__Items from a dataset__.
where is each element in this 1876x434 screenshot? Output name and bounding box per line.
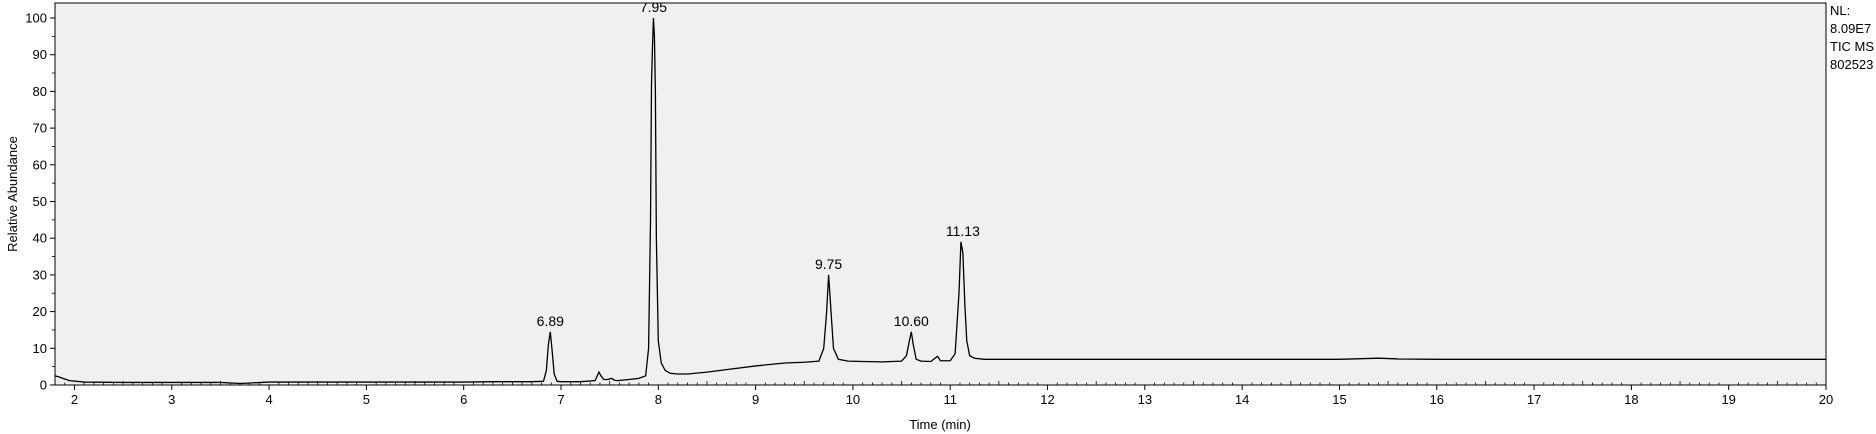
info-panel: NL: 8.09E7 TIC MS 802523 <box>1830 2 1874 74</box>
x-tick-label: 12 <box>1040 392 1054 407</box>
x-axis-title: Time (min) <box>909 417 971 432</box>
peak-label: 7.95 <box>640 0 667 15</box>
x-tick-label: 14 <box>1235 392 1249 407</box>
x-tick-label: 4 <box>265 392 272 407</box>
y-tick-label: 0 <box>40 378 47 393</box>
x-tick-label: 20 <box>1819 392 1833 407</box>
y-tick-label: 50 <box>33 194 47 209</box>
y-tick-label: 70 <box>33 121 47 136</box>
y-tick-label: 60 <box>33 157 47 172</box>
x-tick-label: 9 <box>752 392 759 407</box>
x-tick-label: 15 <box>1332 392 1346 407</box>
x-tick-label: 16 <box>1430 392 1444 407</box>
x-tick-label: 13 <box>1138 392 1152 407</box>
y-tick-label: 40 <box>33 231 47 246</box>
peak-label: 6.89 <box>537 313 564 329</box>
x-tick-label: 10 <box>846 392 860 407</box>
y-tick-label: 20 <box>33 304 47 319</box>
y-tick-label: 10 <box>33 341 47 356</box>
x-tick-label: 5 <box>363 392 370 407</box>
plot-area <box>54 2 1827 386</box>
y-axis-title: Relative Abundance <box>5 136 20 252</box>
x-axis-ticks: 2 3 4 5 6 7 8 9 10 11 12 13 14 15 16 17 18 19 20 <box>71 385 1833 407</box>
x-tick-label: 7 <box>557 392 564 407</box>
y-axis-ticks: 0 10 20 30 40 50 60 70 80 90 100 <box>25 11 55 393</box>
tic-trace-line <box>54 17 1826 385</box>
y-tick-label: 100 <box>25 11 47 26</box>
x-tick-label: 18 <box>1624 392 1638 407</box>
peak-label: 10.60 <box>894 313 929 329</box>
x-tick-label: 3 <box>168 392 175 407</box>
x-tick-label: 17 <box>1527 392 1541 407</box>
peak-annotations: 6.89 7.95 9.75 10.60 11.13 <box>537 0 980 329</box>
x-tick-label: 2 <box>71 392 78 407</box>
y-tick-label: 90 <box>33 47 47 62</box>
y-tick-label: 80 <box>33 84 47 99</box>
minor-ticks <box>54 381 1817 385</box>
peak-label: 11.13 <box>946 223 980 239</box>
x-tick-label: 11 <box>943 392 957 407</box>
sample-id: 802523 <box>1830 57 1874 72</box>
nl-label: NL: <box>1830 3 1851 18</box>
x-tick-label: 8 <box>655 392 662 407</box>
trace-type: TIC MS <box>1830 39 1875 54</box>
x-tick-label: 6 <box>460 392 467 407</box>
x-tick-label: 19 <box>1721 392 1735 407</box>
nl-value: 8.09E7 <box>1830 21 1872 36</box>
peak-label: 9.75 <box>815 256 842 272</box>
y-tick-label: 30 <box>33 267 47 282</box>
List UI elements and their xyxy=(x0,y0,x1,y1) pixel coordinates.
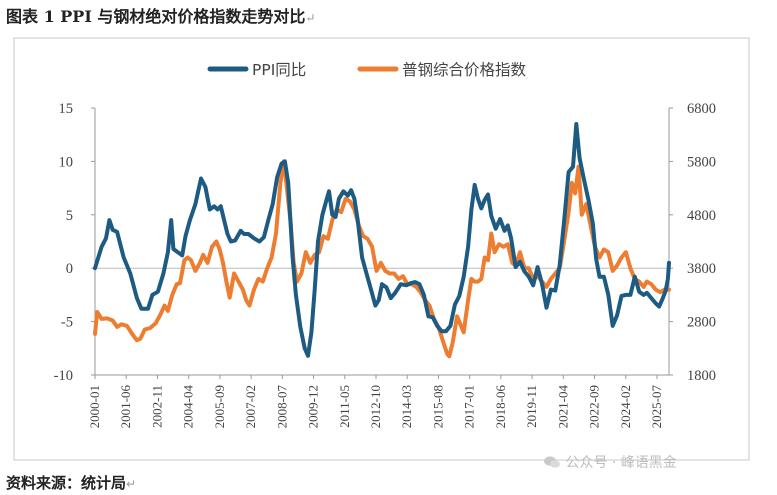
series-line-ppi xyxy=(95,124,669,356)
x-tick-label: 2005-09 xyxy=(212,385,227,428)
x-tick-label: 2000-01 xyxy=(87,385,102,428)
x-tick-label: 2007-02 xyxy=(243,385,258,428)
x-tick-label: 2009-12 xyxy=(306,385,321,428)
y-left-tick-label: -10 xyxy=(54,368,73,384)
x-tick-label: 2008-07 xyxy=(274,385,289,429)
series-lines xyxy=(95,124,669,356)
x-tick-label: 2002-11 xyxy=(149,385,164,428)
x-tick-label: 2011-05 xyxy=(337,385,352,428)
x-tick-label: 2017-01 xyxy=(462,385,477,428)
x-tick-label: 2022-09 xyxy=(587,385,602,428)
x-tick-label: 2014-03 xyxy=(399,385,414,428)
chart: 15 10 5 0 -5 -10 6800 5800 4800 3800 2800 1800 2000-… xyxy=(0,0,777,495)
x-tick-label: 2025-07 xyxy=(649,385,664,429)
y-right-tick-label: 5800 xyxy=(687,154,716,170)
y-right-tick-label: 3800 xyxy=(687,261,716,277)
y-right-tick-label: 2800 xyxy=(687,315,716,331)
y-right-tick-label: 4800 xyxy=(687,208,716,224)
x-tick-label: 2001-06 xyxy=(118,385,133,429)
y-right-tick-label: 1800 xyxy=(687,368,716,384)
y-left-tick-label: 5 xyxy=(66,208,73,224)
x-tick-label: 2019-11 xyxy=(524,385,539,428)
y-left-tick-label: 0 xyxy=(66,261,73,277)
series-line-steel-index xyxy=(95,161,669,356)
wechat-icon xyxy=(543,455,561,469)
source-note: 资料来源：统计局↵ xyxy=(6,472,136,493)
x-tick-label: 2004-04 xyxy=(181,385,196,429)
y-left-tick-label: 10 xyxy=(59,154,74,170)
watermark: 公众号 · 峰语黑金 xyxy=(543,452,677,472)
x-tick-label: 2021-04 xyxy=(555,385,570,429)
legend-steel-label: 普钢综合价格指数 xyxy=(402,61,527,79)
legend: PPI同比 普钢综合价格指数 xyxy=(210,61,527,79)
x-tick-label: 2015-08 xyxy=(430,385,445,428)
y-left-tick-label: -5 xyxy=(61,315,73,331)
x-tick-label: 2024-02 xyxy=(618,385,633,428)
x-tick-label: 2012-10 xyxy=(368,385,383,428)
y-left-tick-label: 15 xyxy=(59,101,74,117)
legend-ppi-label: PPI同比 xyxy=(252,61,306,79)
y-right-tick-label: 6800 xyxy=(687,101,716,117)
x-tick-label: 2018-06 xyxy=(493,385,508,429)
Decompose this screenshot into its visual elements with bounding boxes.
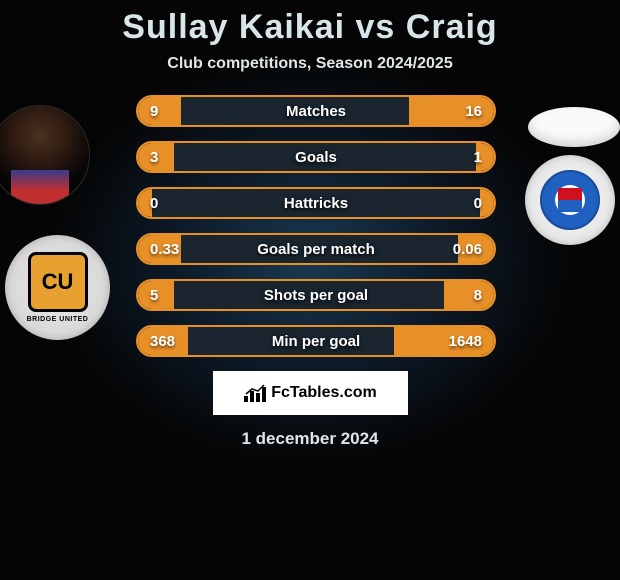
stat-fill-right: [444, 281, 494, 309]
stat-value-right: 8: [474, 287, 482, 304]
attribution-badge: FcTables.com: [213, 371, 408, 415]
stat-value-right: 1648: [449, 333, 482, 350]
stat-label: Matches: [286, 103, 346, 120]
club-right-crest: [540, 170, 600, 230]
player-avatar-left: [0, 105, 90, 205]
stat-row: 3 Goals 1: [136, 141, 496, 173]
stat-value-right: 0: [474, 195, 482, 212]
club-left-initials: CU: [28, 252, 88, 312]
stat-row: 0.33 Goals per match 0.06: [136, 233, 496, 265]
stat-value-left: 368: [150, 333, 175, 350]
club-left-name: BRIDGE UNITED: [27, 316, 89, 323]
stat-value-right: 16: [465, 103, 482, 120]
stat-value-right: 0.06: [453, 241, 482, 258]
stat-label: Hattricks: [284, 195, 348, 212]
stat-label: Min per goal: [272, 333, 360, 350]
stat-rows-container: 9 Matches 16 3 Goals 1 0 Hattricks 0 0.33 Goals pe…: [136, 95, 496, 357]
stat-value-left: 3: [150, 149, 158, 166]
stat-value-left: 0.33: [150, 241, 179, 258]
stats-area: CU BRIDGE UNITED 9 Matches 16 3 Goals 1 0 Hattr…: [0, 95, 620, 357]
club-badge-left: CU BRIDGE UNITED: [5, 235, 110, 340]
stat-row: 368 Min per goal 1648: [136, 325, 496, 357]
stat-fill-left: [138, 97, 181, 125]
stat-row: 9 Matches 16: [136, 95, 496, 127]
date-label: 1 december 2024: [0, 429, 620, 449]
club-badge-right: [525, 155, 615, 245]
main-title: Sullay Kaikai vs Craig: [0, 8, 620, 47]
stat-value-left: 9: [150, 103, 158, 120]
stat-label: Goals per match: [257, 241, 375, 258]
player-avatar-right: [528, 107, 620, 147]
stat-label: Goals: [295, 149, 337, 166]
stat-row: 5 Shots per goal 8: [136, 279, 496, 311]
stat-label: Shots per goal: [264, 287, 368, 304]
chart-icon: [243, 384, 267, 402]
stat-value-left: 5: [150, 287, 158, 304]
subtitle: Club competitions, Season 2024/2025: [0, 55, 620, 73]
stat-value-left: 0: [150, 195, 158, 212]
stat-row: 0 Hattricks 0: [136, 187, 496, 219]
stat-value-right: 1: [474, 149, 482, 166]
attribution-text: FcTables.com: [271, 384, 377, 402]
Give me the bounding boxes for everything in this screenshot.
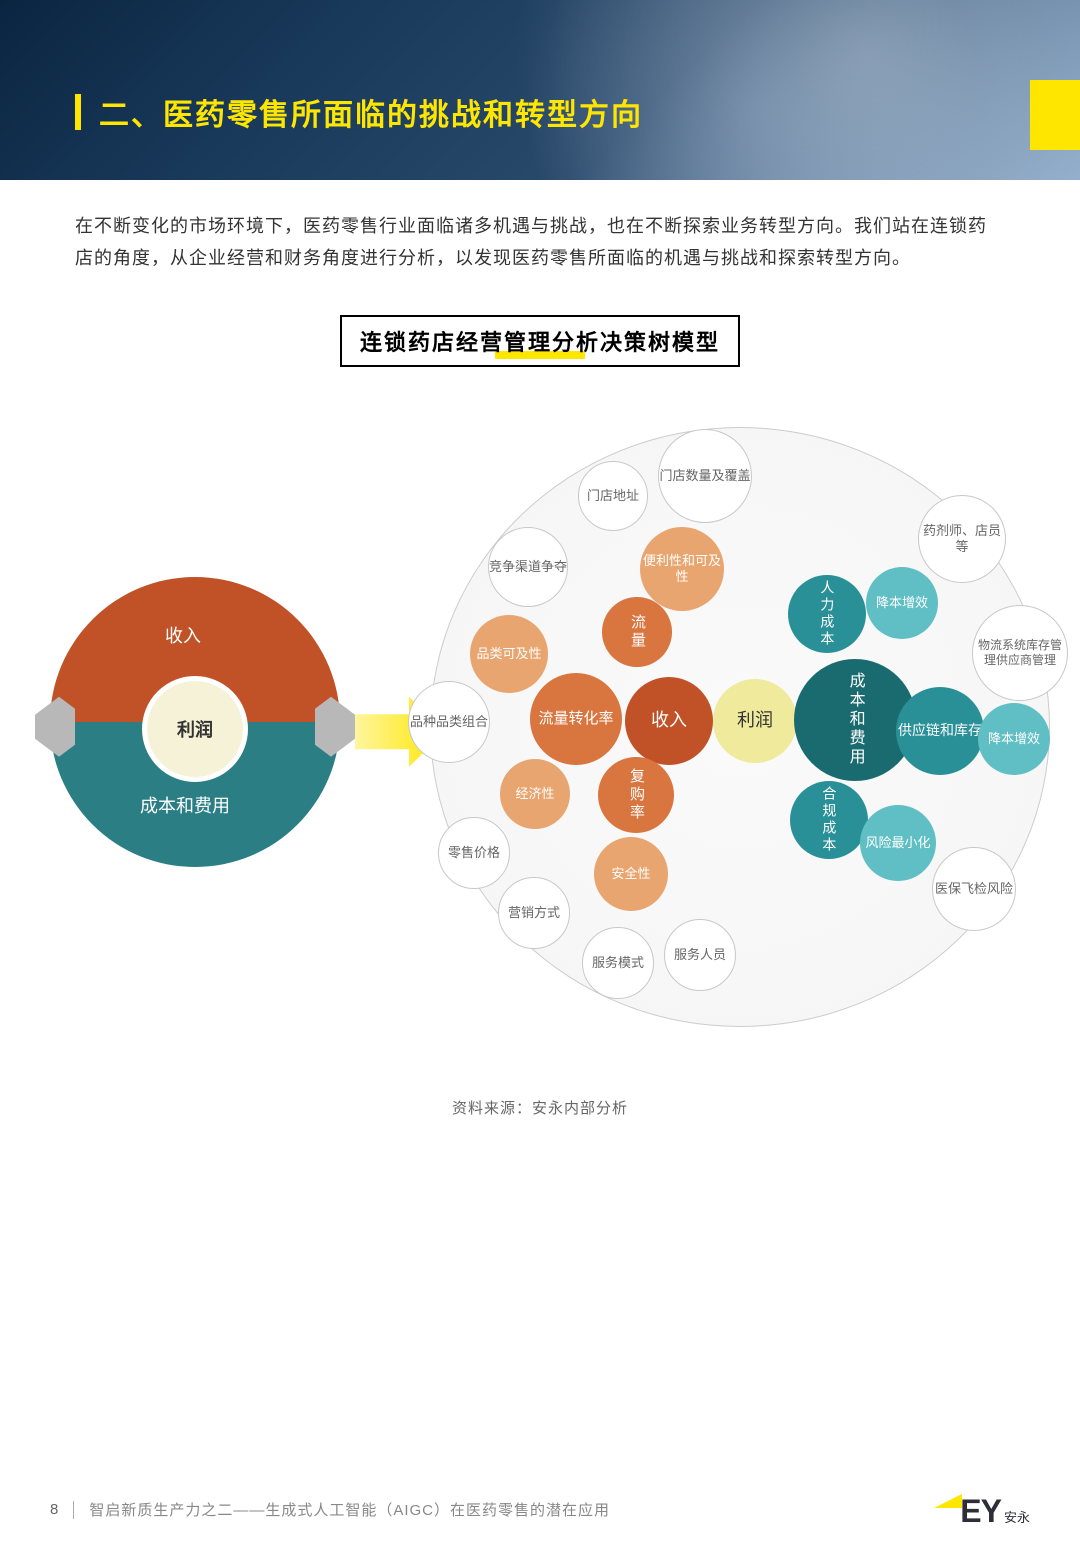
node-wuliu: 物流系统库存管理供应商管理 bbox=[972, 605, 1068, 701]
node-pinzhong: 品种品类组合 bbox=[408, 681, 490, 763]
left-ring-bottom-label: 成本和费用 bbox=[140, 792, 230, 818]
node-menshu: 门店数量及覆盖 bbox=[658, 429, 752, 523]
ey-logo: EY 安永 bbox=[934, 1493, 1030, 1530]
node-zhuanhua: 流量转化率 bbox=[530, 673, 622, 765]
source-text: 资料来源：安永内部分析 bbox=[0, 1097, 1080, 1118]
subtitle-box: 连锁药店经营管理分析决策树模型 bbox=[340, 315, 740, 367]
title-container: 二、医药零售所面临的挑战和转型方向 bbox=[75, 90, 643, 134]
node-renli: 人力成本 bbox=[788, 575, 866, 653]
gray-arrow-right-icon bbox=[315, 697, 355, 757]
node-yingxiao: 营销方式 bbox=[498, 877, 570, 949]
diagram-area: 收入 成本和费用 利润 收入利润成本和费用流量流量转化率复购率人力成本供应链和库… bbox=[0, 397, 1080, 1077]
page-number: 8 bbox=[50, 1501, 58, 1518]
title-accent-bar bbox=[75, 94, 81, 130]
footer-divider bbox=[73, 1501, 74, 1519]
node-fuwu_moshi: 服务模式 bbox=[582, 927, 654, 999]
ey-logo-text: EY bbox=[960, 1493, 1001, 1530]
left-ring-top-label: 收入 bbox=[165, 622, 201, 648]
section-title: 二、医药零售所面临的挑战和转型方向 bbox=[99, 90, 643, 134]
node-yibao: 医保飞检风险 bbox=[932, 847, 1016, 931]
left-center-circle: 利润 bbox=[142, 676, 248, 782]
node-anquan: 安全性 bbox=[594, 837, 668, 911]
yellow-tab bbox=[1030, 80, 1080, 150]
footer-text: 智启新质生产力之二——生成式人工智能（AIGC）在医药零售的潜在应用 bbox=[89, 1499, 610, 1520]
node-jiangben1: 降本增效 bbox=[866, 567, 938, 639]
node-jiangben2: 降本增效 bbox=[978, 703, 1050, 775]
ey-triangle-icon bbox=[934, 1494, 962, 1508]
node-gongying: 供应链和库存 bbox=[896, 687, 984, 775]
node-jingji: 经济性 bbox=[500, 759, 570, 829]
node-liuliang: 流量 bbox=[602, 597, 672, 667]
node-fugou: 复购率 bbox=[598, 757, 674, 833]
node-fuwu_ren: 服务人员 bbox=[664, 919, 736, 991]
node-lirun: 利润 bbox=[713, 679, 797, 763]
node-hegui: 合规成本 bbox=[790, 781, 868, 859]
node-mendian: 门店地址 bbox=[578, 461, 648, 531]
footer: 8 智启新质生产力之二——生成式人工智能（AIGC）在医药零售的潜在应用 bbox=[0, 1499, 1080, 1520]
gray-arrow-left-icon bbox=[35, 697, 75, 757]
header-band: 二、医药零售所面临的挑战和转型方向 bbox=[0, 0, 1080, 180]
node-pinlei: 品类可及性 bbox=[470, 615, 548, 693]
node-fengxian: 风险最小化 bbox=[860, 805, 936, 881]
node-yaoji: 药剂师、店员等 bbox=[918, 495, 1006, 583]
ey-logo-sub: 安永 bbox=[1004, 1507, 1030, 1526]
node-bianli: 便利性和可及性 bbox=[640, 527, 724, 611]
node-shouru: 收入 bbox=[625, 677, 713, 765]
node-jingzheng: 竞争渠道争夺 bbox=[488, 527, 568, 607]
intro-paragraph: 在不断变化的市场环境下，医药零售行业面临诸多机遇与挑战，也在不断探索业务转型方向… bbox=[0, 180, 1080, 295]
node-lingshou: 零售价格 bbox=[438, 817, 510, 889]
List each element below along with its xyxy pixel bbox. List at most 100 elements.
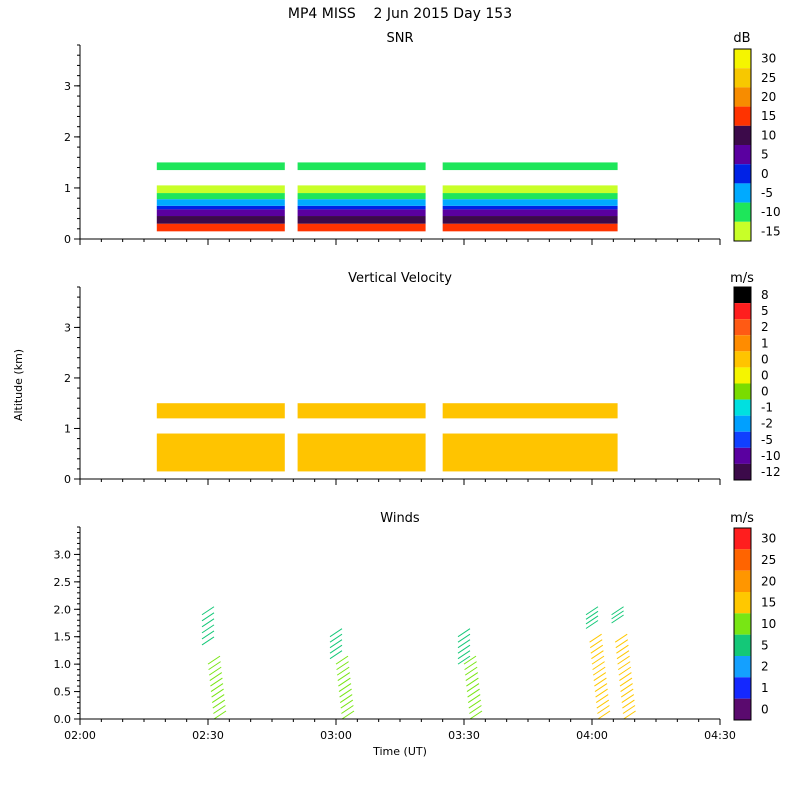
y-tick-label: 2.0 [54,603,72,616]
colorbar-swatch [734,68,751,88]
heatmap-cell [156,199,285,206]
colorbar-label: 30 [761,52,776,66]
wind-barb [201,630,215,640]
colorbar-swatch [734,125,751,145]
heatmap-cell [442,223,618,232]
heatmap-cell [156,403,285,419]
heatmap-cell [297,403,426,419]
wind-barb [201,618,215,628]
wind-barb [213,705,226,714]
wind-barb [619,672,632,682]
colorbar-label: -10 [761,449,781,463]
heatmap-cell [156,223,285,232]
wind-barb [329,633,343,643]
y-tick-label: 0 [64,233,71,246]
colorbar-unit: dB [733,31,750,46]
heatmap-cell [297,193,426,200]
colorbar-swatch [734,431,751,448]
colorbar-swatch [734,319,751,336]
colorbar-frame [733,286,752,481]
colorbar-swatch [734,656,751,678]
wind-barb [340,699,354,709]
colorbar-swatch [734,528,751,550]
y-tick-label: 0.5 [54,686,72,699]
wind-barb [211,688,224,698]
colorbar-swatch [734,383,751,400]
x-tick-label: 04:30 [704,729,736,742]
colorbar-label: -15 [761,224,781,238]
wind-barb [623,710,636,720]
colorbar-swatch [734,698,751,720]
panel-2: Winds 02:00 02:30 03:00 03:30 04:00 04:30 0.0 0.… [54,511,777,742]
wind-barb [208,661,221,671]
y-tick-label: 2 [64,131,71,144]
colorbar-swatch [734,49,751,69]
colorbar-swatch [734,183,751,203]
colorbar-swatch [734,351,751,368]
y-tick-label: 1.5 [54,631,72,644]
colorbar-label: 5 [761,304,769,318]
panel-title: SNR [386,31,413,46]
wind-barb [468,699,482,709]
wind-barb [329,628,343,638]
heatmap-cell [297,162,426,171]
wind-barb [338,677,351,687]
colorbar-swatch [734,367,751,384]
wind-barb [329,650,343,660]
wind-barb [329,644,343,654]
heatmap-cell [297,223,426,232]
wind-barb [201,606,215,616]
colorbar-swatch [734,570,751,592]
wind-barb [335,655,349,665]
wind-barb [337,672,351,682]
panel-0: SNR 0 1 2 3 30 25 20 15 10 5 0 -5 -10 -15 dB [64,31,781,246]
heatmap-cell [297,199,426,206]
colorbar-swatch [734,145,751,165]
colorbar-swatch [734,592,751,614]
colorbar-label: 10 [761,617,776,631]
colorbar-label: 8 [761,288,769,302]
colorbar-label: 25 [761,553,776,567]
colorbar-label: -1 [761,401,773,415]
wind-barb [591,650,604,660]
colorbar-swatch [734,415,751,432]
wind-barb [466,677,479,687]
wind-barb [592,666,606,676]
heatmap-cell [442,199,618,206]
y-tick-label: 2 [64,372,71,385]
colorbar-swatch [734,202,751,222]
x-tick-label: 03:30 [448,729,480,742]
heatmap-cell [156,205,285,210]
wind-barb [592,661,605,671]
wind-barb [614,633,628,643]
heatmap-cell [442,185,618,194]
heatmap-cell [442,216,618,224]
wind-barb [611,610,624,620]
colorbar-swatch [734,399,751,416]
figure-title: MP4 MISS 2 Jun 2015 Day 153 [287,6,513,22]
colorbar-label: 15 [761,109,776,123]
colorbar-label: 1 [761,681,769,695]
wind-barb [210,683,224,692]
y-axis-label: Altitude (km) [12,349,25,421]
wind-barb [201,612,215,622]
colorbar-swatch [734,613,751,635]
wind-barb [616,644,629,654]
heatmap-cell [156,193,285,200]
wind-barb [201,624,215,634]
x-tick-label: 03:00 [320,729,352,742]
colorbar-swatch [734,634,751,656]
y-tick-label: 0 [64,473,71,486]
wind-barb [594,683,608,692]
wind-barb [596,699,610,709]
colorbar-swatch [734,164,751,184]
wind-barb [585,615,599,625]
heatmap-cell [156,162,285,171]
x-tick-label: 02:00 [64,729,96,742]
wind-barb [594,677,607,687]
panel-title: Vertical Velocity [348,271,452,286]
colorbar-swatch [734,335,751,352]
heatmap-cell [156,433,285,472]
x-axis-label: Time (UT) [372,745,427,758]
wind-barb [201,636,215,646]
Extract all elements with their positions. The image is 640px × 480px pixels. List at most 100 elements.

__BRIEF__. Copy out the lines word for word, starting at the line containing "y-tick-label: 2.0 [54,603,72,616]" and ending at the line containing "colorbar-swatch [734,698,751,720]".

__PROBLEM SOLUTION__.
y-tick-label: 2.0 [54,603,72,616]
colorbar-swatch [734,68,751,88]
heatmap-cell [156,199,285,206]
colorbar-label: 30 [761,52,776,66]
wind-barb [201,630,215,640]
colorbar-swatch [734,125,751,145]
heatmap-cell [442,223,618,232]
heatmap-cell [156,403,285,419]
heatmap-cell [297,403,426,419]
wind-barb [201,618,215,628]
wind-barb [213,705,226,714]
wind-barb [619,672,632,682]
colorbar-label: -10 [761,449,781,463]
heatmap-cell [156,223,285,232]
wind-barb [329,633,343,643]
y-tick-label: 0 [64,233,71,246]
colorbar-unit: dB [733,31,750,46]
heatmap-cell [297,193,426,200]
colorbar-swatch [734,431,751,448]
colorbar-swatch [734,319,751,336]
colorbar-frame [733,286,752,481]
colorbar-swatch [734,656,751,678]
wind-barb [340,699,354,709]
colorbar-swatch [734,528,751,550]
y-tick-label: 0.5 [54,686,72,699]
wind-barb [211,688,224,698]
colorbar-swatch [734,383,751,400]
x-tick-label: 04:30 [704,729,736,742]
colorbar-label: -15 [761,224,781,238]
wind-barb [623,710,636,720]
colorbar-swatch [734,698,751,720]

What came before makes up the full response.